* begin *

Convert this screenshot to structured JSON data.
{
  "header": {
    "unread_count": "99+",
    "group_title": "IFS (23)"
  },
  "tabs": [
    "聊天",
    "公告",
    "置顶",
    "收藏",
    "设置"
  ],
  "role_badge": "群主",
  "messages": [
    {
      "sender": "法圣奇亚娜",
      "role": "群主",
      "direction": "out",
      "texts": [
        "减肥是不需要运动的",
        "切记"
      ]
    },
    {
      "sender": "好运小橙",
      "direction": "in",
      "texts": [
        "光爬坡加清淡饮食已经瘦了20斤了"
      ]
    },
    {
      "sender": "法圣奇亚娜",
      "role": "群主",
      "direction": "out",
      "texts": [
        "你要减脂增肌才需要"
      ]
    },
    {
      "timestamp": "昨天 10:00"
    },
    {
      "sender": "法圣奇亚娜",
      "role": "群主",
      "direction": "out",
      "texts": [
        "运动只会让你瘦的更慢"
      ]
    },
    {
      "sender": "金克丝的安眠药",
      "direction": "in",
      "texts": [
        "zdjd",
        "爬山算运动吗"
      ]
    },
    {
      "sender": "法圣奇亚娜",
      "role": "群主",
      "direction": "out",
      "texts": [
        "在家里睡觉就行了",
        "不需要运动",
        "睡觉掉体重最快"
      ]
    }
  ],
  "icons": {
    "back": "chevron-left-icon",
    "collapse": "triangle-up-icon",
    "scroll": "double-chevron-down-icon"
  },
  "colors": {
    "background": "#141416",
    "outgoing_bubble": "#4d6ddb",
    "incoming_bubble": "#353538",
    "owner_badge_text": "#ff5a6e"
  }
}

* end *

> REQUIRED TASK:
The data above must be returned in full, exactly as written.

> PROBLEM SOLUTION:
Convert this screenshot to structured JSON data.
{
  "header": {
    "unread_count": "99+",
    "group_title": "IFS (23)"
  },
  "tabs": [
    "聊天",
    "公告",
    "置顶",
    "收藏",
    "设置"
  ],
  "role_badge": "群主",
  "messages": [
    {
      "sender": "法圣奇亚娜",
      "role": "群主",
      "direction": "out",
      "texts": [
        "减肥是不需要运动的",
        "切记"
      ]
    },
    {
      "sender": "好运小橙",
      "direction": "in",
      "texts": [
        "光爬坡加清淡饮食已经瘦了20斤了"
      ]
    },
    {
      "sender": "法圣奇亚娜",
      "role": "群主",
      "direction": "out",
      "texts": [
        "你要减脂增肌才需要"
      ]
    },
    {
      "timestamp": "昨天 10:00"
    },
    {
      "sender": "法圣奇亚娜",
      "role": "群主",
      "direction": "out",
      "texts": [
        "运动只会让你瘦的更慢"
      ]
    },
    {
      "sender": "金克丝的安眠药",
      "direction": "in",
      "texts": [
        "zdjd",
        "爬山算运动吗"
      ]
    },
    {
      "sender": "法圣奇亚娜",
      "role": "群主",
      "direction": "out",
      "texts": [
        "在家里睡觉就行了",
        "不需要运动",
        "睡觉掉体重最快"
      ]
    }
  ],
  "icons": {
    "back": "chevron-left-icon",
    "collapse": "triangle-up-icon",
    "scroll": "double-chevron-down-icon"
  },
  "colors": {
    "background": "#141416",
    "outgoing_bubble": "#4d6ddb",
    "incoming_bubble": "#353538",
    "owner_badge_text": "#ff5a6e"
  }
}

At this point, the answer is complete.